38 Responses to The Game of Googol

  1. Joshua Green says:

    I’m not sure I agree with this analysis. Don’t we have to marginalize over all possible choices of f? Alternatively, if we fix f, don’t we have to take into account the probability that the numbers chosen are “very large” or “very small?” How do we know that such considerations won’t force the probability back down to \frac{1}{2}?

    • John Baez says:

      Joshua wrote:

      Don’t we have to marginalize over all possible choices of f?

      No, we pick any specific f obeying the three rules listed, and prove that this gives a way of winning with probability more than 50%, no matter what numbers the first player has chosen.

      Alternatively, if we fix f, don’t we have to take into account the probability that the numbers chosen are “very large” or “very small?”

      The proof takes this into account.

      How do we know that such considerations won’t force the probability back down to \frac{1}{2}?

      It can be driven arbitrarily close to \frac{1}{2}, but it will necessarily exceed \frac{1}{2}.

  2. Phillip Helbig says:

    This is similar to a lottery, also going back to Gardner, with a prize of 1 billion or whatever, divided by the sum of tickets. People could enter by sending a postcard with the number of tickets they wanted.

  3. Phillip Helbig says:

    I’m familiar with the secretary problem in the form of optimizing your wife, in which the term “underlying distribution” takes on a whole new meaning. :-)

INFORMATION SHOWN:

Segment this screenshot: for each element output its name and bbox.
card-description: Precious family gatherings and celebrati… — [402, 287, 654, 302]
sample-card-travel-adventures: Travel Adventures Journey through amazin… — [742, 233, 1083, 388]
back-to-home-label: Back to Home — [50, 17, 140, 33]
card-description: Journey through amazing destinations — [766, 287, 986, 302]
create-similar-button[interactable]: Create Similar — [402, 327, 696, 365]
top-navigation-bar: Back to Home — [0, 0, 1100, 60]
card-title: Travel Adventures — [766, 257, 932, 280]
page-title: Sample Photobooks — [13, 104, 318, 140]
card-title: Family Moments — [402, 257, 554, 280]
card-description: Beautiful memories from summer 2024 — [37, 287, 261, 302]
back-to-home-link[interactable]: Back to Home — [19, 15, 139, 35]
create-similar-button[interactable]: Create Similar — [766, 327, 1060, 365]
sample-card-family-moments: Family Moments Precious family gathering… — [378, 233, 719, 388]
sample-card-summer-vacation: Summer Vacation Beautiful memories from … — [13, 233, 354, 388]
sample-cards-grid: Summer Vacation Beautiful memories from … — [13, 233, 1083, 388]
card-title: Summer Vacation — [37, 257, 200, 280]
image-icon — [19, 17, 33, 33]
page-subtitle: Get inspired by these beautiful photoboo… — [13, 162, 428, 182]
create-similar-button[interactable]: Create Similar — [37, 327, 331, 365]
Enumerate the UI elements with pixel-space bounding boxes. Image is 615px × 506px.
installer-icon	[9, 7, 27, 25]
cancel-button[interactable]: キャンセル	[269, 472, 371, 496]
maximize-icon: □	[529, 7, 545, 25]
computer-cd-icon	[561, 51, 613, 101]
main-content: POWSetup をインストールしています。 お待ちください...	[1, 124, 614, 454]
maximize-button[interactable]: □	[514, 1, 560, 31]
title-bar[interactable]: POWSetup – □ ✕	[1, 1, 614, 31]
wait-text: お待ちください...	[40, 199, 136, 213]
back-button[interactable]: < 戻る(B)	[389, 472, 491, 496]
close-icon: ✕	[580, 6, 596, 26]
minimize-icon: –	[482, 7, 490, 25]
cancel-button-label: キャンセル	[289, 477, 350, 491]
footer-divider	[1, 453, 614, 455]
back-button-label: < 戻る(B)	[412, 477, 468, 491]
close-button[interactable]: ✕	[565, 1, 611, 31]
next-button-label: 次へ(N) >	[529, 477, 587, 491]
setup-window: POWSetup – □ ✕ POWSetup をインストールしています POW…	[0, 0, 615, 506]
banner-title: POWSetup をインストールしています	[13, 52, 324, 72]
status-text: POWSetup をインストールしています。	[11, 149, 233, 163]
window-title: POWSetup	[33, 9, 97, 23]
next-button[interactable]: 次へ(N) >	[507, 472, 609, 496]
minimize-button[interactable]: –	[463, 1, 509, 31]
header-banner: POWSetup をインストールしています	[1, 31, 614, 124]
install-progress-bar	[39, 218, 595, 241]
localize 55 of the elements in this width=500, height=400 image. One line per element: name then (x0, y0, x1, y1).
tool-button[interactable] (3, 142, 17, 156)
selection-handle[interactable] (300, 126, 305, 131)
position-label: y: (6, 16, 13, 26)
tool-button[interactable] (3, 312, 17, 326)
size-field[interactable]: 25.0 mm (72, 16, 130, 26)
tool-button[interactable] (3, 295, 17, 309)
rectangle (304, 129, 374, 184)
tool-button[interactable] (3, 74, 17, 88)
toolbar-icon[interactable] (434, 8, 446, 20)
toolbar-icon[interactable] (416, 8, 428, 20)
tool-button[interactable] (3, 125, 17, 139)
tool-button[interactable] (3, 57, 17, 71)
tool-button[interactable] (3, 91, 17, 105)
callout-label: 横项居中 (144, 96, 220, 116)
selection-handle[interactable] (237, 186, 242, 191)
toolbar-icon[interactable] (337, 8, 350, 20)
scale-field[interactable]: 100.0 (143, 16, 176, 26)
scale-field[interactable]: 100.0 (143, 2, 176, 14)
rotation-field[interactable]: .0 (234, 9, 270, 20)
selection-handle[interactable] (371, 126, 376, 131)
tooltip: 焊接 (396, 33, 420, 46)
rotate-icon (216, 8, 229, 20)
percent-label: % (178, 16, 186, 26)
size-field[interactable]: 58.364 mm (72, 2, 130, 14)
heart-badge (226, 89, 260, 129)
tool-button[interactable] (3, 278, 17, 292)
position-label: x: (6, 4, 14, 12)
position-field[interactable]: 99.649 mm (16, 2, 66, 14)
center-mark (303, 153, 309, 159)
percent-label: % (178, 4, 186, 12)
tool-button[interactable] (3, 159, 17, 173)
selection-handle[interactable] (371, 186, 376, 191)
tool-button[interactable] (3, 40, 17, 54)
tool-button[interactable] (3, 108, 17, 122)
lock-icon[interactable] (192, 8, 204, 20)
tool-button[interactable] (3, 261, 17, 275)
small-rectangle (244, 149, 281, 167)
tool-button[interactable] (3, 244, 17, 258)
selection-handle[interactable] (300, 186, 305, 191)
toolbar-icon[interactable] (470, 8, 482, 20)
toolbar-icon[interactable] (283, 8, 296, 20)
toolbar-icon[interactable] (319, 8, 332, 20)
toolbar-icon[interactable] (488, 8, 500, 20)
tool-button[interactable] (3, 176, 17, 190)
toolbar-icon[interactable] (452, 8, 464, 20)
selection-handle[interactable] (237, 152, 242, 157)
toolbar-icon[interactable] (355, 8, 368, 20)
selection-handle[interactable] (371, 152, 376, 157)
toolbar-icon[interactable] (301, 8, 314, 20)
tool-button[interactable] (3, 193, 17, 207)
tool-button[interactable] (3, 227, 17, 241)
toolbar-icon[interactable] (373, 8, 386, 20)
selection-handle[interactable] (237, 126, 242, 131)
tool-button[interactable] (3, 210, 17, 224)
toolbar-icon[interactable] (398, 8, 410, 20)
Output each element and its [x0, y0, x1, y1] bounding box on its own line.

...

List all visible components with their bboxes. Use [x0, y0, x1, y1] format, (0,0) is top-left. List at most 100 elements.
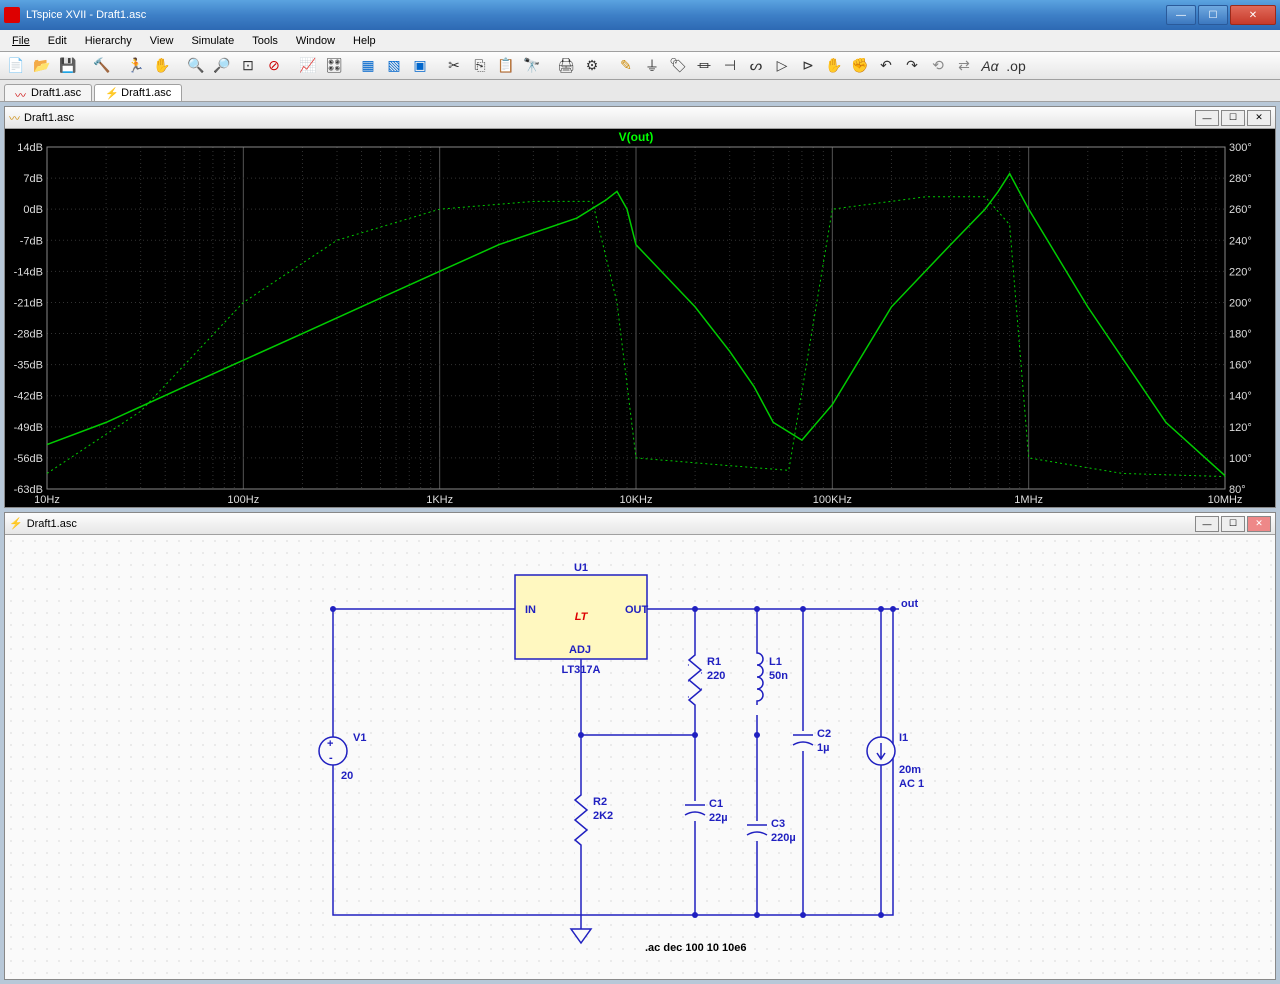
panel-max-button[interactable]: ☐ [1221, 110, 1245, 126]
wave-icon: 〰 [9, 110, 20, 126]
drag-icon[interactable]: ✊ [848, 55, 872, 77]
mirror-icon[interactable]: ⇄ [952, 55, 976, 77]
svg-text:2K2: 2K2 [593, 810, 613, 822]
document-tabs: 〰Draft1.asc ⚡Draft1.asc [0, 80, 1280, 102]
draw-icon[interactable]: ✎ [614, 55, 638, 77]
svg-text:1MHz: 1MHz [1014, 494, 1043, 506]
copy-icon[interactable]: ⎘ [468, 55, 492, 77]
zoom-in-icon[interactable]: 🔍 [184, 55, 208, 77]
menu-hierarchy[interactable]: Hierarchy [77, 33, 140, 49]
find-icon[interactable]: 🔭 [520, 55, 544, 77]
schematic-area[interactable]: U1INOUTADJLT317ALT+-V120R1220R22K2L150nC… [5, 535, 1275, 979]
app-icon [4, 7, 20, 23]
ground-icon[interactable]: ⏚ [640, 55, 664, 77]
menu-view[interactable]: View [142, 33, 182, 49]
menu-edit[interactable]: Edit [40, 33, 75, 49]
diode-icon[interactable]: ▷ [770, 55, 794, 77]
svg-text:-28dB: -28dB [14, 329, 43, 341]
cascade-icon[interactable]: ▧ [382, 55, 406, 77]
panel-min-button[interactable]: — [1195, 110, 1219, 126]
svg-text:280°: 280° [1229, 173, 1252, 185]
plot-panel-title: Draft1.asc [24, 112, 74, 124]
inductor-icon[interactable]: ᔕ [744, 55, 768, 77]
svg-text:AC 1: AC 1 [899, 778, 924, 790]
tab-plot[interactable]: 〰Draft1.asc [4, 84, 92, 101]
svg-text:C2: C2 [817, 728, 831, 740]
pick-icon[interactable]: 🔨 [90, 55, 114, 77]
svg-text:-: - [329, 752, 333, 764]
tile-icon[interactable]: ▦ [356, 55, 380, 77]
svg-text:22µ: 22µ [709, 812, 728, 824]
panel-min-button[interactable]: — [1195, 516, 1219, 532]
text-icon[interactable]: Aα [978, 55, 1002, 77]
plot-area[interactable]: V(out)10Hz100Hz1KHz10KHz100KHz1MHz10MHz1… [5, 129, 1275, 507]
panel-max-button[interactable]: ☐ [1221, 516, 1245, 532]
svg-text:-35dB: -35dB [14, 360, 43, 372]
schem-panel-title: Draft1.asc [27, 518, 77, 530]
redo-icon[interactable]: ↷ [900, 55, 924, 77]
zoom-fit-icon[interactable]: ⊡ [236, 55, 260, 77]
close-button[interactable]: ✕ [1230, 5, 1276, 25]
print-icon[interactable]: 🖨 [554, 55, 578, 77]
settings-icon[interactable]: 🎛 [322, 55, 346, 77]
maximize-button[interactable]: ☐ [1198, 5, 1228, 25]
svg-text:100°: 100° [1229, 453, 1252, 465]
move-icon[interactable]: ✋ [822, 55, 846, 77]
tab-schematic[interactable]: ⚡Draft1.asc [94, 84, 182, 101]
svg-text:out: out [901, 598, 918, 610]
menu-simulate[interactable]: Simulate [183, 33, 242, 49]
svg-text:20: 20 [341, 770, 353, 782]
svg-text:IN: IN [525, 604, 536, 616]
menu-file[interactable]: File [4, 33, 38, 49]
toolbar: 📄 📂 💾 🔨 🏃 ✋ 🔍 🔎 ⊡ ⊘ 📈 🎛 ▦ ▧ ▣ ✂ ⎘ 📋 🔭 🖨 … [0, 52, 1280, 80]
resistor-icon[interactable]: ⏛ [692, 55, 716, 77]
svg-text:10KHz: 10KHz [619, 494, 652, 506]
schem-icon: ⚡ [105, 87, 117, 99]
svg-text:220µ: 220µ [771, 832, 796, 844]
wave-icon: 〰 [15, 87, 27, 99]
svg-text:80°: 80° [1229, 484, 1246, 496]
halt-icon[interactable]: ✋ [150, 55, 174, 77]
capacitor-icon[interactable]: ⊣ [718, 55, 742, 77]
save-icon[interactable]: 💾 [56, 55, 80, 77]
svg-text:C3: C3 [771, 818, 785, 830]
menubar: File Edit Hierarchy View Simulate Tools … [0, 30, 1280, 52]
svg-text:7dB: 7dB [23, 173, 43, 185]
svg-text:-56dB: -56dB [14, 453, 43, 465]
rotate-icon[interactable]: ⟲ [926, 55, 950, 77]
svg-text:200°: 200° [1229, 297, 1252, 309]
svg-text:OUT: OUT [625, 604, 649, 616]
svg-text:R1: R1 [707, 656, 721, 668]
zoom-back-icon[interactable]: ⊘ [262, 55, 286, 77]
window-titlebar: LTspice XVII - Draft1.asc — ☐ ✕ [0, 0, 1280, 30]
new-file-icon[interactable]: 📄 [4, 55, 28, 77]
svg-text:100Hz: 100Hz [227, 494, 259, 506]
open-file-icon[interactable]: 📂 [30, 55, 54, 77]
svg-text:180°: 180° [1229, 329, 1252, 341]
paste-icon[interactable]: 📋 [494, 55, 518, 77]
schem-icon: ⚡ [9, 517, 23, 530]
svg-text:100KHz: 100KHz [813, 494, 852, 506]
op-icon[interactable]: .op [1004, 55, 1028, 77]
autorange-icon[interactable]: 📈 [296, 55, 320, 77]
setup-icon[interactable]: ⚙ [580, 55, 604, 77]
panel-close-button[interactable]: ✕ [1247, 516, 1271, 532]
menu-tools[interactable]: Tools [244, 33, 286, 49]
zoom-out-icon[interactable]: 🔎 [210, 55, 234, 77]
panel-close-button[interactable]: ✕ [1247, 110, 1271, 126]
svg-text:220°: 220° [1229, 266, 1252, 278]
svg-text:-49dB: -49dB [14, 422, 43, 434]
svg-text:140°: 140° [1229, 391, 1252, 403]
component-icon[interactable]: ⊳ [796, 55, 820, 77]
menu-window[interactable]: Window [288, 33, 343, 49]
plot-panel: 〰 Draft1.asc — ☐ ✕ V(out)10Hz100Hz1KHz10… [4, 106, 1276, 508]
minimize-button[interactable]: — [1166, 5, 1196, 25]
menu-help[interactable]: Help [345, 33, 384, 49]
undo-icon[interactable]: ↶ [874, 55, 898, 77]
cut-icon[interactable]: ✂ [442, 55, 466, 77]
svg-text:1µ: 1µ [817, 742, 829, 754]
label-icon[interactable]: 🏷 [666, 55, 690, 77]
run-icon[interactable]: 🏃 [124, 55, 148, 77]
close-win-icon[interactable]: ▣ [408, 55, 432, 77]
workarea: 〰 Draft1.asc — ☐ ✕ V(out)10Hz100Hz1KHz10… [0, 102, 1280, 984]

EXERCISE DETAILS: List each distinct person who posts a comment in the Game of Googol thread. The rows play no part in this.

RESULT FOR THIS EXERCISE: Joshua Green, John Baez, Phillip Helbig